=== The exercise ===
For the records below, give the count of lines holding the word "Java" and nothing more.

=== Data shown ===
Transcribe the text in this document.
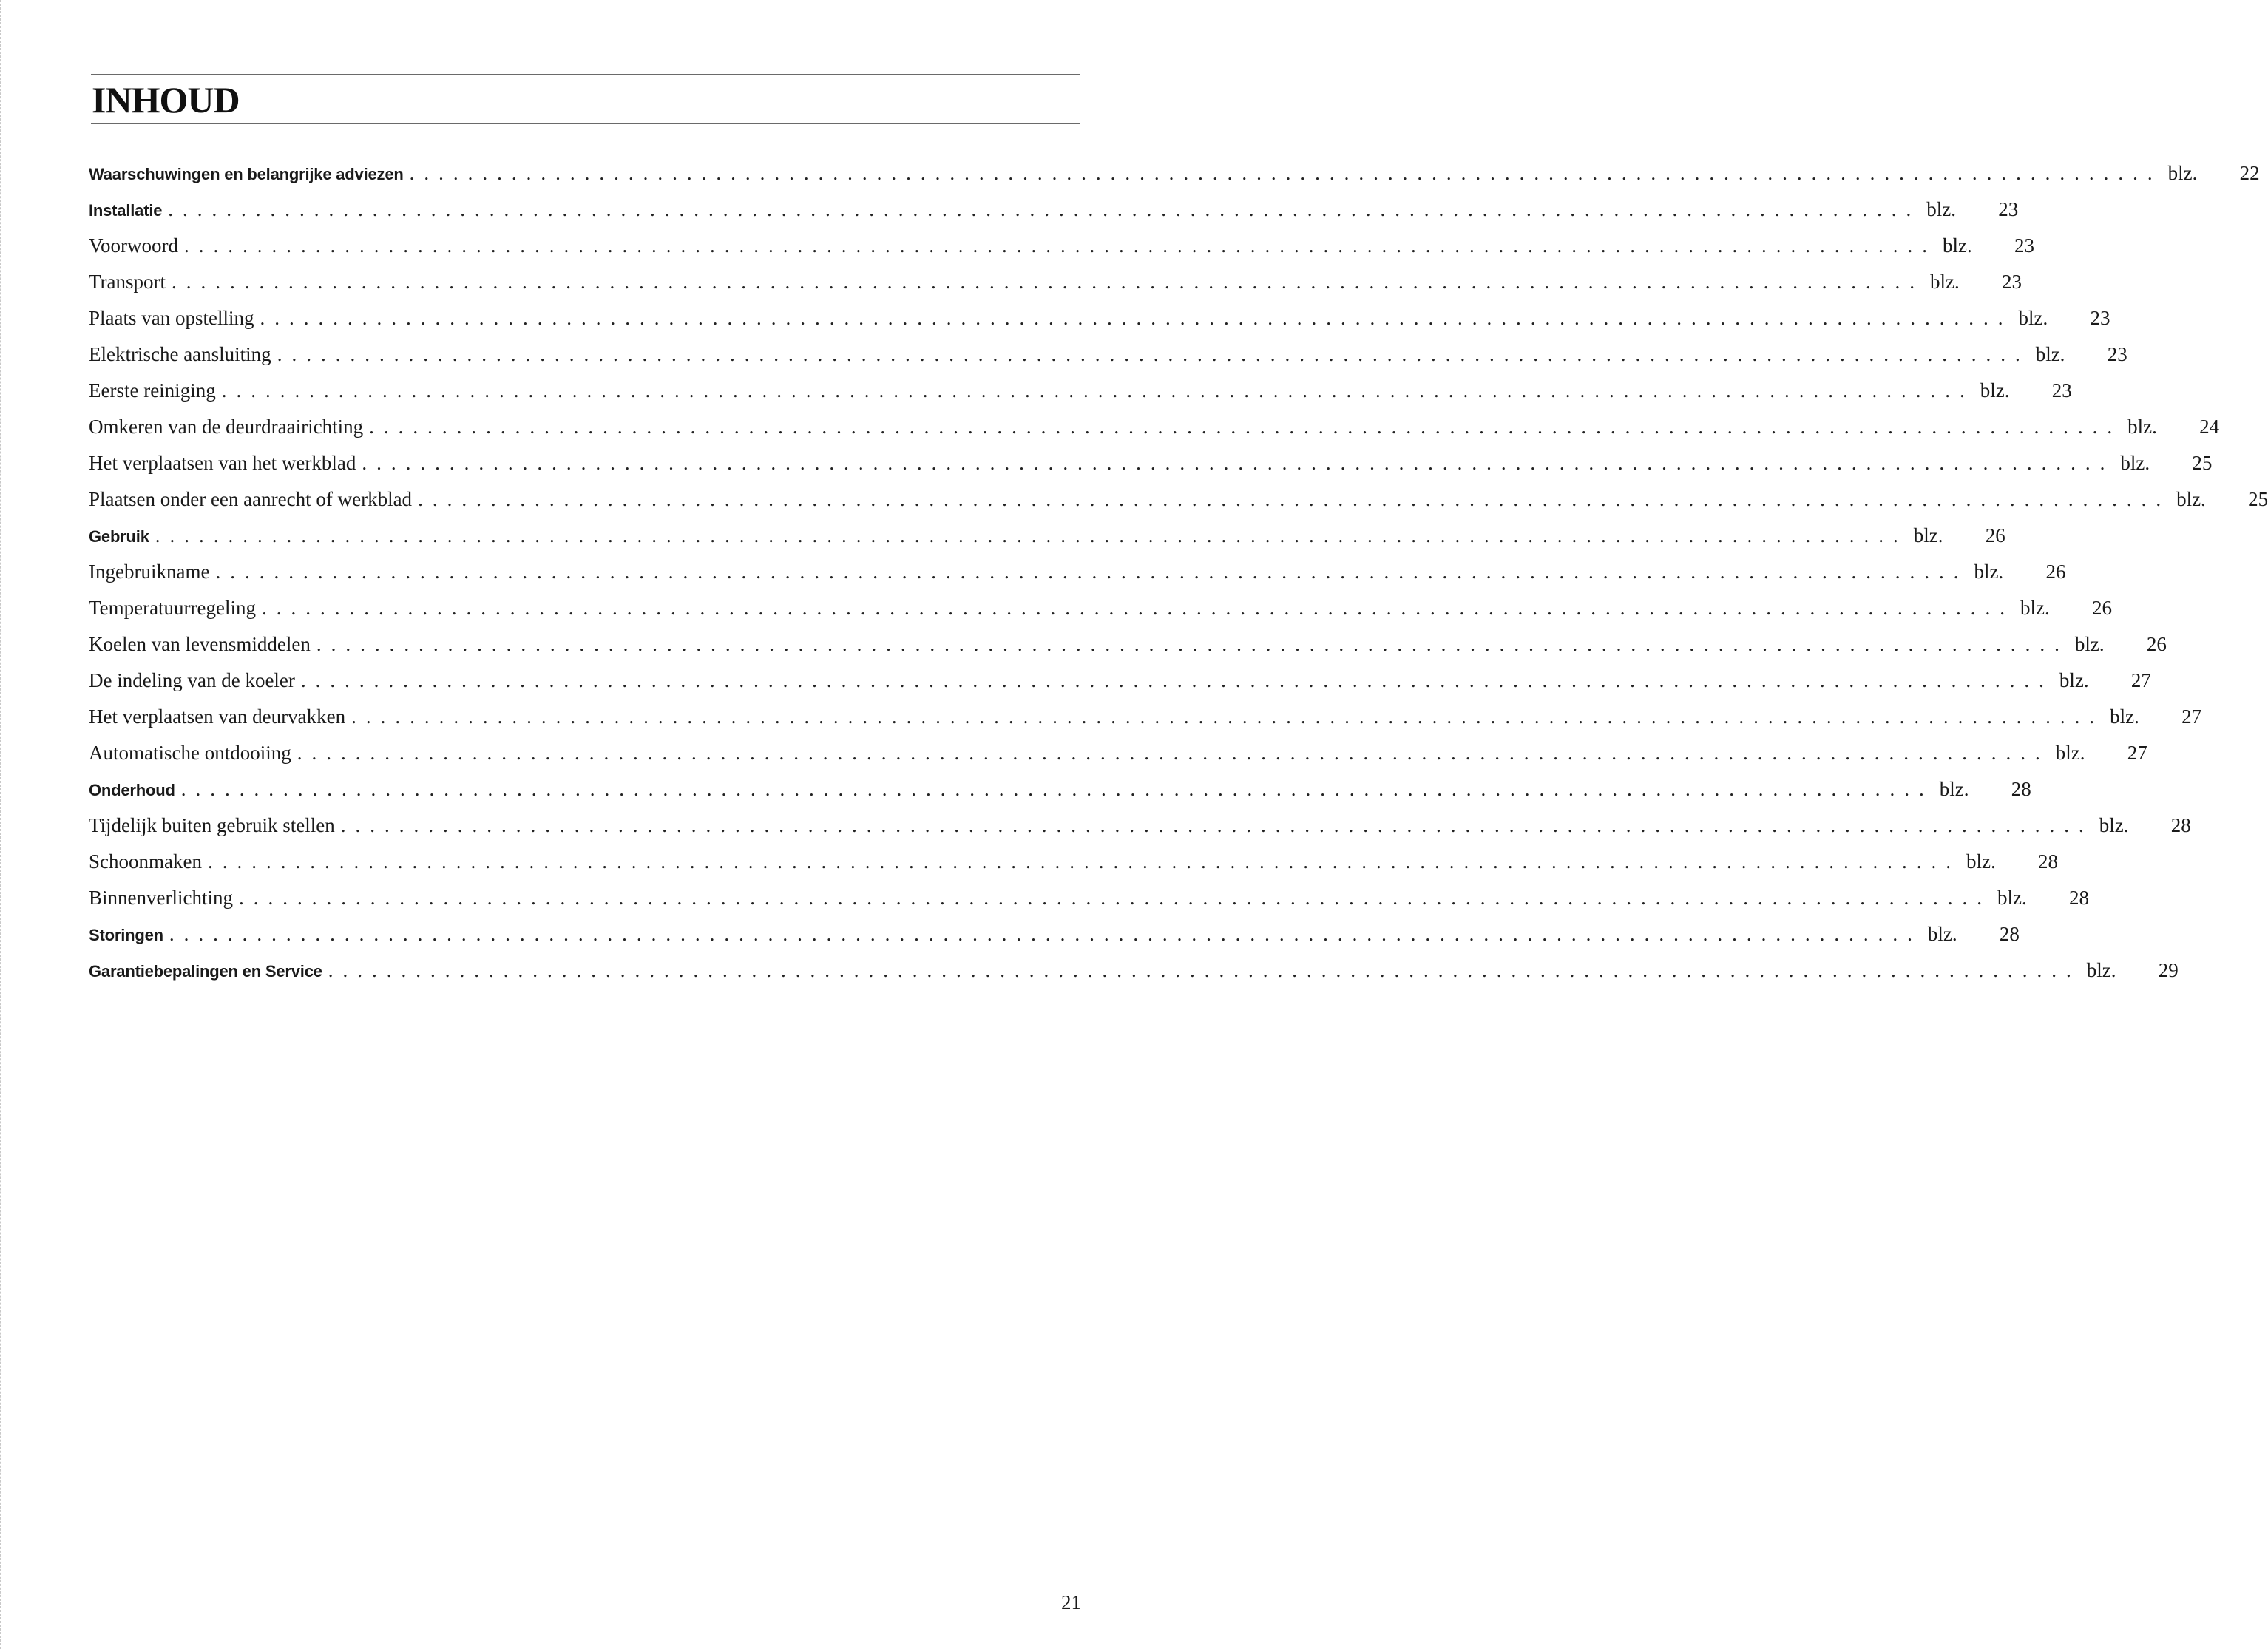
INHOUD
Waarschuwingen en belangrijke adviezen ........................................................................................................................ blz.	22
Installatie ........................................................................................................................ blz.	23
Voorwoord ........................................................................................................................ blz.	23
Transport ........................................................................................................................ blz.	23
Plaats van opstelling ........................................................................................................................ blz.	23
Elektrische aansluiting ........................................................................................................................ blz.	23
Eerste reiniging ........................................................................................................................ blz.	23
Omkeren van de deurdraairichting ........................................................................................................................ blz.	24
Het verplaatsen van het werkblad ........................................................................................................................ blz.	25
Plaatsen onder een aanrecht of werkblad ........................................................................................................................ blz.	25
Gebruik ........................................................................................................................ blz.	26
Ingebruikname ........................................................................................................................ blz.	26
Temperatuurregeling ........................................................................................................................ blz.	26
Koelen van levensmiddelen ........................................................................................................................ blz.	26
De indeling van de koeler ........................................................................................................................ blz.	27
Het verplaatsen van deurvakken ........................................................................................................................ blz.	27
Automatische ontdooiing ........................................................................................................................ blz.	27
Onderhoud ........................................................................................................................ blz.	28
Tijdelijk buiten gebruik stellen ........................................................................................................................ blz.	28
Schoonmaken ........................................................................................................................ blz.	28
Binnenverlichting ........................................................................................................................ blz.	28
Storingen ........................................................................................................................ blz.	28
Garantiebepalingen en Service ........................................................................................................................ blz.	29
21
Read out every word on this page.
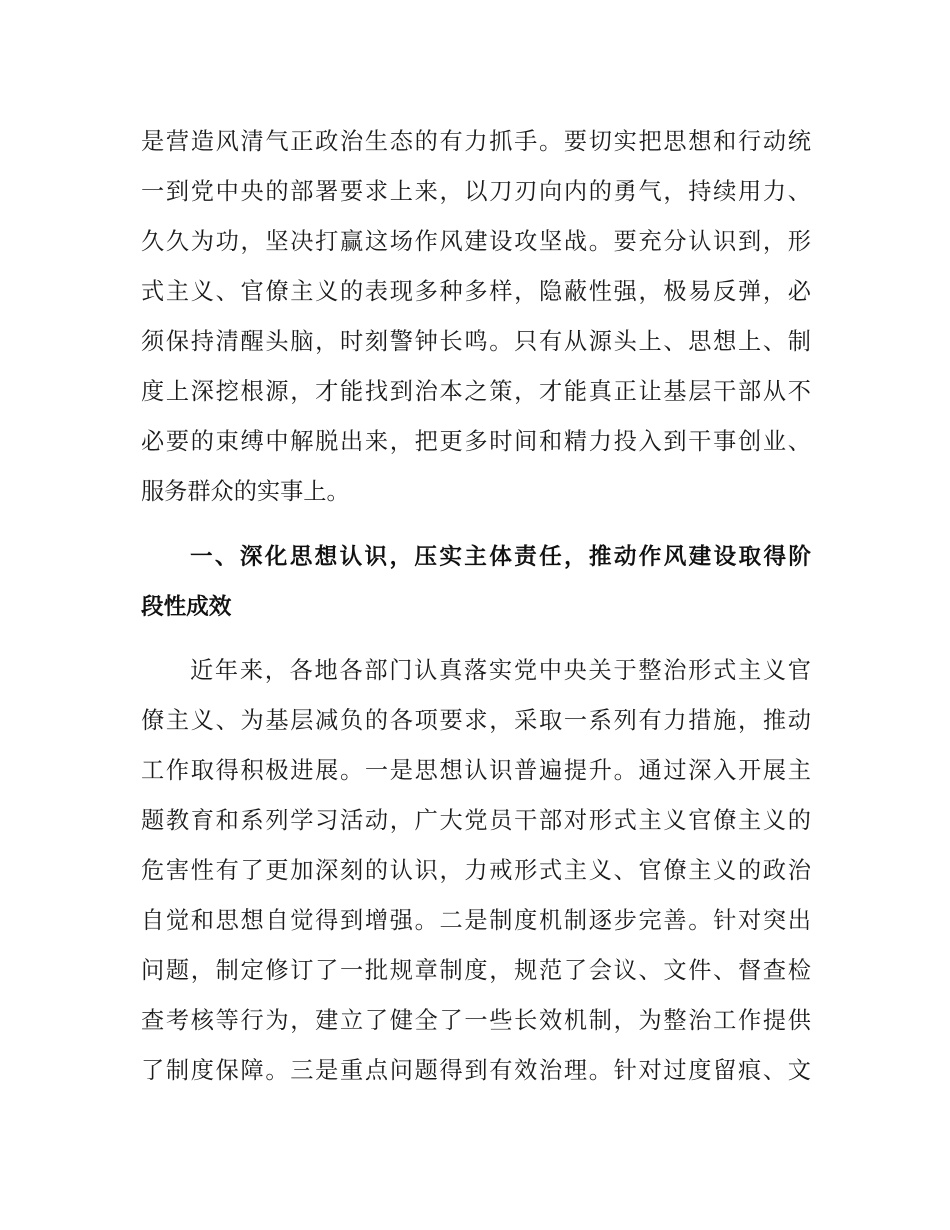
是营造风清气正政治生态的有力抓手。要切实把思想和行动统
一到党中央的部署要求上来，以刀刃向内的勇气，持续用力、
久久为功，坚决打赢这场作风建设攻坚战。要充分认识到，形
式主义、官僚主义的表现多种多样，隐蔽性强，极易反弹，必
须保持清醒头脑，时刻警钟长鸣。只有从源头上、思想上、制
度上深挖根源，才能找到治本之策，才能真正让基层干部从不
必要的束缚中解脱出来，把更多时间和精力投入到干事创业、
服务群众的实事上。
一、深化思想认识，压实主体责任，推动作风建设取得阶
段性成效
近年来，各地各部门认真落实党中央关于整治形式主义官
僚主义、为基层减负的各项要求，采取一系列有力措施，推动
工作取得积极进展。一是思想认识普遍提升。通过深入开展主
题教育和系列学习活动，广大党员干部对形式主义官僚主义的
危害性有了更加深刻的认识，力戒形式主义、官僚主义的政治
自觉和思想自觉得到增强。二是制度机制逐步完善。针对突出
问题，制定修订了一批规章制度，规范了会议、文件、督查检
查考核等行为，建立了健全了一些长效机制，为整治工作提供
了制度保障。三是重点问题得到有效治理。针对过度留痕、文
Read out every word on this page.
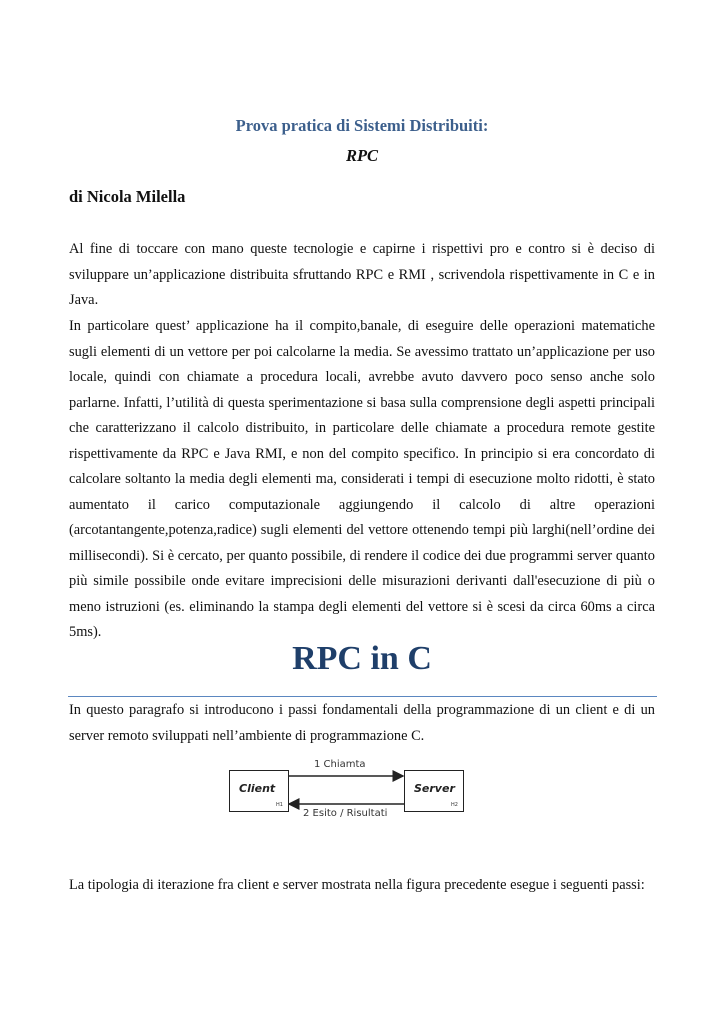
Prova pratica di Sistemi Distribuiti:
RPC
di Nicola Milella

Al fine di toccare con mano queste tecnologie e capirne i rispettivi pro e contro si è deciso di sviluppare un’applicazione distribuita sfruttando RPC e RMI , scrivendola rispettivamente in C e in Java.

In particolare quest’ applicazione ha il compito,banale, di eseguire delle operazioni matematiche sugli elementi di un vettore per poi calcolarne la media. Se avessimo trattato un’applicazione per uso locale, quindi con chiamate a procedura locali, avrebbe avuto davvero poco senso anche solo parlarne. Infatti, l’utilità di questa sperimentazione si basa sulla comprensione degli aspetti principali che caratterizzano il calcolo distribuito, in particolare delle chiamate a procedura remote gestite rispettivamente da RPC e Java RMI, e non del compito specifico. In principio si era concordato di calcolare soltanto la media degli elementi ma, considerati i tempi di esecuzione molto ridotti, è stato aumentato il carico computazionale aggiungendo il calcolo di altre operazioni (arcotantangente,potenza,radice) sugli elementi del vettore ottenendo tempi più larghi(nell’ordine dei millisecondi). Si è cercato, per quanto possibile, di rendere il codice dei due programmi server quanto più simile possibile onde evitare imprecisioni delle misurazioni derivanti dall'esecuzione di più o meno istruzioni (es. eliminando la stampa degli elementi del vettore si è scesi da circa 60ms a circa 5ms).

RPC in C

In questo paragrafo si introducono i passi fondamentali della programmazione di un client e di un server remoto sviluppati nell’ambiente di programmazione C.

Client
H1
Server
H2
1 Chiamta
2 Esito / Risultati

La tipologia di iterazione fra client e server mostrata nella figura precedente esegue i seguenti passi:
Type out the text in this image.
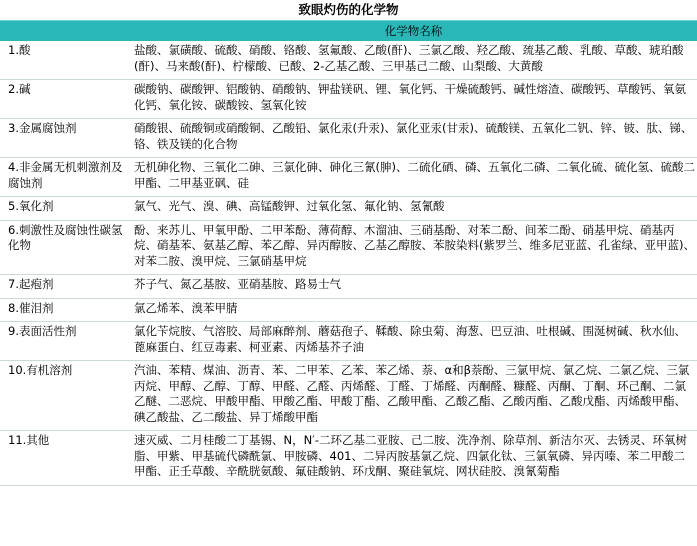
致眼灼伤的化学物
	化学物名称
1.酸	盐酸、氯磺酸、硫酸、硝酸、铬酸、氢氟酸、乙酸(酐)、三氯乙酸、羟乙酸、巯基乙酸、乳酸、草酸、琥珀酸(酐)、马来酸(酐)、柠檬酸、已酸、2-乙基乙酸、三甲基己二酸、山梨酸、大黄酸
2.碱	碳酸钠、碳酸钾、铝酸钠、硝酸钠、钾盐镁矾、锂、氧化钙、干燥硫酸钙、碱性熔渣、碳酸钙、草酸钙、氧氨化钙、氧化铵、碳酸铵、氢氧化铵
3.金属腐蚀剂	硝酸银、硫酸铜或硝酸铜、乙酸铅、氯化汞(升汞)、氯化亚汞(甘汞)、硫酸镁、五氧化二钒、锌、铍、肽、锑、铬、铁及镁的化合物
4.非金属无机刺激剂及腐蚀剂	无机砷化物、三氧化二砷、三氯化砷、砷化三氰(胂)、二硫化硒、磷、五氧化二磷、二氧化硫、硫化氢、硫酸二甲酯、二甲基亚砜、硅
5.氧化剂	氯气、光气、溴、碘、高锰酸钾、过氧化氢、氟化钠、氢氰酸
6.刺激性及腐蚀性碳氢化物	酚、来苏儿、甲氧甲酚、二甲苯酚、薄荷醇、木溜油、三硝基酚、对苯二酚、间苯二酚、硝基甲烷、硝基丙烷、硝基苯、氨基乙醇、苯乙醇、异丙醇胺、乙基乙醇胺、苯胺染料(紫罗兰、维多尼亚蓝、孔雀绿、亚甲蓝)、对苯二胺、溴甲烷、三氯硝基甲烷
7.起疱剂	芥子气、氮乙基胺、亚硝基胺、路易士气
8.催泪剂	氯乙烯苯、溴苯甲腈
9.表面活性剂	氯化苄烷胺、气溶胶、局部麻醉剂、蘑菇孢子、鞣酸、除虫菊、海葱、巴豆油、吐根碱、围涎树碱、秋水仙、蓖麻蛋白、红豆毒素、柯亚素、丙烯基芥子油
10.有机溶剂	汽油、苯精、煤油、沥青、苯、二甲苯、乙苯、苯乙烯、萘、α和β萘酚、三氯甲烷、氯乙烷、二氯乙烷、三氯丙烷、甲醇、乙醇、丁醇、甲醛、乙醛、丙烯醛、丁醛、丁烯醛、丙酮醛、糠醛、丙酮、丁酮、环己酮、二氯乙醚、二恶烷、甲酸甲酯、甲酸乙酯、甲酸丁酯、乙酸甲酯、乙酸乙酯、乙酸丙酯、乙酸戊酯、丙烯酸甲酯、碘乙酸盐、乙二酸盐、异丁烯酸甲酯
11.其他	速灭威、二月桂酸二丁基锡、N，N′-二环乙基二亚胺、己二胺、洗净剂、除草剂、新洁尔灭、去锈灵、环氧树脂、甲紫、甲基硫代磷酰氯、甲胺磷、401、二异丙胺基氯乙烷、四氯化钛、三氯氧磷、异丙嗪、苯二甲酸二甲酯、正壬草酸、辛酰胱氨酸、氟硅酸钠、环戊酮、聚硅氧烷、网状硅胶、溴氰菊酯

=== Task solution ===
2